§ **Dataset rows**
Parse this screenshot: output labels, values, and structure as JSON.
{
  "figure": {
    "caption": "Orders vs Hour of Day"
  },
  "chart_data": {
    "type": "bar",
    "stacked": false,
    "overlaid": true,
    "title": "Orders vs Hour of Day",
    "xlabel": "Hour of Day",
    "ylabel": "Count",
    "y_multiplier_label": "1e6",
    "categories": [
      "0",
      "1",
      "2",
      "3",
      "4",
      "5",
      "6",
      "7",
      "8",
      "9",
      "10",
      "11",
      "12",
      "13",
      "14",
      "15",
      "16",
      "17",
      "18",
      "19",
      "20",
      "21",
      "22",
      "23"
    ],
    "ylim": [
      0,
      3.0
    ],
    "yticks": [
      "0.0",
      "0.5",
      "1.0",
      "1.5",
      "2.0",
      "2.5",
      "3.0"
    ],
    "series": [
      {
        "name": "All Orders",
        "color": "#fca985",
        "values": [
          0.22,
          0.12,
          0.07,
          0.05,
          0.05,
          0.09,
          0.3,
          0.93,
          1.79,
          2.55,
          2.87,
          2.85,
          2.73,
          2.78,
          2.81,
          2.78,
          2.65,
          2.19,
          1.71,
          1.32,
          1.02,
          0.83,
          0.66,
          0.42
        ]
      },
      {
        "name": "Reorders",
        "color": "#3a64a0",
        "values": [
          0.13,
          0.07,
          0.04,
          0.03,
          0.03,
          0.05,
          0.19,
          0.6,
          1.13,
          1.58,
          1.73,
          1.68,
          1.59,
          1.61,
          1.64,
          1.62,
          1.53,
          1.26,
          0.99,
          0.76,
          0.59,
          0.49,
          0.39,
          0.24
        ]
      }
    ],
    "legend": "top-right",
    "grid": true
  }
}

§ **Task description**
Pick out every line holding the string "Hour" and return it.

§ **Right answer**
    "caption": "Orders vs Hour of Day"
    "title": "Orders vs Hour of Day",
    "xlabel": "Hour of Day",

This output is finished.